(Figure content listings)
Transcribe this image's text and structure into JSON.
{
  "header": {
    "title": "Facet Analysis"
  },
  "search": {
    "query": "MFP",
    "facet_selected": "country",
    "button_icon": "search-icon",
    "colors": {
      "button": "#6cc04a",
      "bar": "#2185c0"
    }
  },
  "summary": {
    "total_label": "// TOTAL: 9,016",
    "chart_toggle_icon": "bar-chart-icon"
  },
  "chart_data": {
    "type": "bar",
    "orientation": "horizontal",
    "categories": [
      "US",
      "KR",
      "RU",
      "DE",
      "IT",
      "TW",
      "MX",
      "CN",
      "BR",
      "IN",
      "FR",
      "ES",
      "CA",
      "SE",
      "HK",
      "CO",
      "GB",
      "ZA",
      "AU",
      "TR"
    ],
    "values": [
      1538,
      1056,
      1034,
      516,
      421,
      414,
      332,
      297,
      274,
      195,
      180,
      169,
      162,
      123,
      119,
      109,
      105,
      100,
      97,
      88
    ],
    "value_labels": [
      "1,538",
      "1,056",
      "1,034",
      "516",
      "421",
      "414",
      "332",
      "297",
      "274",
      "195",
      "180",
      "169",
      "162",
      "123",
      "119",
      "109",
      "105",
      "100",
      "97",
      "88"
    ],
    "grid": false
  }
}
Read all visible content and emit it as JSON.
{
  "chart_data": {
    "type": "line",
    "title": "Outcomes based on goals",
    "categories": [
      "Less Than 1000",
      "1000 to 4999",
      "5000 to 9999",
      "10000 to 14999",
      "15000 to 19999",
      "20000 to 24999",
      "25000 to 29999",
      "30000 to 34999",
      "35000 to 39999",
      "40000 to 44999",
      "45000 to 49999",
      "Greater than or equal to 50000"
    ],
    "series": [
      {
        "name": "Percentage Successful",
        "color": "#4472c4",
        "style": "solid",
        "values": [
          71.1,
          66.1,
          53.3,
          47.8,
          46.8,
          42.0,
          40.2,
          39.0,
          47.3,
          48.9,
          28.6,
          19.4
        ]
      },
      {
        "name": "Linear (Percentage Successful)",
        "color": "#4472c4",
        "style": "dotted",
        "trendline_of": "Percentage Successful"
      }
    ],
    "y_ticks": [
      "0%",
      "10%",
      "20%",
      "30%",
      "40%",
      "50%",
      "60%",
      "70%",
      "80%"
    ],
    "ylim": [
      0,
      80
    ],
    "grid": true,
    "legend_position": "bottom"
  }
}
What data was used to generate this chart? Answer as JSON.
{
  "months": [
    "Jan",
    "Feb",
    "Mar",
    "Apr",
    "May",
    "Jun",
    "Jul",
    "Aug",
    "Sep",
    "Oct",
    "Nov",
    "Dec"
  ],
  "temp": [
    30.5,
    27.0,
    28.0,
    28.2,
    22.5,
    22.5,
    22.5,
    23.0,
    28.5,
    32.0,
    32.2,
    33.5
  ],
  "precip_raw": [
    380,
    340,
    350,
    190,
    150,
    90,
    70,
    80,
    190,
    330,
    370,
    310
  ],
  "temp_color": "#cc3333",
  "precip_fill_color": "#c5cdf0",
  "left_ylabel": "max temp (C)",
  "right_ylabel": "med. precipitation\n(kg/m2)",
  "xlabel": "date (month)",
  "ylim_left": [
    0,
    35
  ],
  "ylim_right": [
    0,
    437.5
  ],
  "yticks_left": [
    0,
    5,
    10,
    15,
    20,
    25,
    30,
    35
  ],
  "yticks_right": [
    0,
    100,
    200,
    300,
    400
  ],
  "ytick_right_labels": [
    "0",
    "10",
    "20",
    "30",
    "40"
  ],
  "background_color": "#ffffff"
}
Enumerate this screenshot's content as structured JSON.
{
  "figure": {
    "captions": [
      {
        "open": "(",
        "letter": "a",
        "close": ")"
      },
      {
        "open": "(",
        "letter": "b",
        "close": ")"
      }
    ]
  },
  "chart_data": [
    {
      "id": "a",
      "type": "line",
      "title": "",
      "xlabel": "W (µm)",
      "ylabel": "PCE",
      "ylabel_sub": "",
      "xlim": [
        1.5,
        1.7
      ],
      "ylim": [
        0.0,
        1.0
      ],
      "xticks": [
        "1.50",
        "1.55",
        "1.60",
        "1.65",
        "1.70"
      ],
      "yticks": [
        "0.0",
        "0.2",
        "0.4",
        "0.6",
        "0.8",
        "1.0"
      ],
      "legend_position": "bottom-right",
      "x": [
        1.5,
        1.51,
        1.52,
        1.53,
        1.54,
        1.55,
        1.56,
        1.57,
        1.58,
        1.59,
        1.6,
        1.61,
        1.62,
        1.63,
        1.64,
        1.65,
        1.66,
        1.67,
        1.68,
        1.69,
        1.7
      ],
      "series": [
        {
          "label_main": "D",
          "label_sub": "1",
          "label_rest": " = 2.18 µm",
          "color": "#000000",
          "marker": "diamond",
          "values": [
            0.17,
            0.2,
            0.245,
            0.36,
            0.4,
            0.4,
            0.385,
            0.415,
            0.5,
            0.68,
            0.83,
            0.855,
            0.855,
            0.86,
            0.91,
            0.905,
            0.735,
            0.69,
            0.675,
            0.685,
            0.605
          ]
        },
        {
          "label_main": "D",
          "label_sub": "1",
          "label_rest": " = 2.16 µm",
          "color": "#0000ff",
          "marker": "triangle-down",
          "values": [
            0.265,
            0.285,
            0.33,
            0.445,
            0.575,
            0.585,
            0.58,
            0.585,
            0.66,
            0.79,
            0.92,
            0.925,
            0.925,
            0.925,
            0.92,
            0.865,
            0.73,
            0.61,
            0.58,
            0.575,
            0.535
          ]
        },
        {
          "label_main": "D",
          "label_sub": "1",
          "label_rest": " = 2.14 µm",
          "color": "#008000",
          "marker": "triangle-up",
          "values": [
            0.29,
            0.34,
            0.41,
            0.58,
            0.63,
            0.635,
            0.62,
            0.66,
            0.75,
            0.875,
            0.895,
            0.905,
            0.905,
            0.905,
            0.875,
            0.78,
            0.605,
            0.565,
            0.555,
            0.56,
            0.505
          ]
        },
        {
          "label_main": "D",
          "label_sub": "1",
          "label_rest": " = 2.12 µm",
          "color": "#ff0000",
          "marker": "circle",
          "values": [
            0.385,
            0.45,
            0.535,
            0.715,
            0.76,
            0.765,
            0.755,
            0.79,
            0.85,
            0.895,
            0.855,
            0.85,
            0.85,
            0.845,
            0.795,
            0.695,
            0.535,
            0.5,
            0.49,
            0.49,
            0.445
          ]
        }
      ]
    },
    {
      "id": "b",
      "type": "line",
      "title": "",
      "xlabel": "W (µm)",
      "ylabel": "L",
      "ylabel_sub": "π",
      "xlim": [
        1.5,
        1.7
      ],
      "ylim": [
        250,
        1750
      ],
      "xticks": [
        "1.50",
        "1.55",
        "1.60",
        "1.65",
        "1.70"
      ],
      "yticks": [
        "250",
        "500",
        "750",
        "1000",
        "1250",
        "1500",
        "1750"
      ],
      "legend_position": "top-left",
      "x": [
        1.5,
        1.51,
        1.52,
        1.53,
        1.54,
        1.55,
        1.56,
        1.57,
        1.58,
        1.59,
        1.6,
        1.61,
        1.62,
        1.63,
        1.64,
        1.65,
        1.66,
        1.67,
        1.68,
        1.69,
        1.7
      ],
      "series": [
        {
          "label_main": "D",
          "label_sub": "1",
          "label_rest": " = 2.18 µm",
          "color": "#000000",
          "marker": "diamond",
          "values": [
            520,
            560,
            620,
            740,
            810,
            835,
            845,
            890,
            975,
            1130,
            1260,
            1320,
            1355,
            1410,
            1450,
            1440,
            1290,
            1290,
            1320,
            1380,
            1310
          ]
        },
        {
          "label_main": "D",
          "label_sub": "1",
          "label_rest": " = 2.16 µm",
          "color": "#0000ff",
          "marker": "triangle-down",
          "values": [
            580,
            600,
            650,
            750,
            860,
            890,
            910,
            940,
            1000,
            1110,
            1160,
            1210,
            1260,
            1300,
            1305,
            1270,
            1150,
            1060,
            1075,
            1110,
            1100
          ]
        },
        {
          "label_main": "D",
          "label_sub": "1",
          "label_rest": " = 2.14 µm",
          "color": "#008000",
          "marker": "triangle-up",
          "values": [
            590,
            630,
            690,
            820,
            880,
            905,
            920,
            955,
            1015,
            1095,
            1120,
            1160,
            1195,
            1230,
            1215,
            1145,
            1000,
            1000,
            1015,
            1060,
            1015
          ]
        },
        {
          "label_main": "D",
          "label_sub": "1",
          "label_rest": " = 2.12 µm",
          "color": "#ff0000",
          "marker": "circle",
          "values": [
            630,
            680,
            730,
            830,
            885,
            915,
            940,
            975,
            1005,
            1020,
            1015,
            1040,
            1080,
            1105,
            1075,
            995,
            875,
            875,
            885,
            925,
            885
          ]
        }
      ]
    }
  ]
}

▶ _PROBLEM_: Scan the material above for the string "name" and return the lines that hold it.

▶ _FULL OUTPUT_:
        "name": "Percentage Successful",
        "name": "Linear (Percentage Successful)",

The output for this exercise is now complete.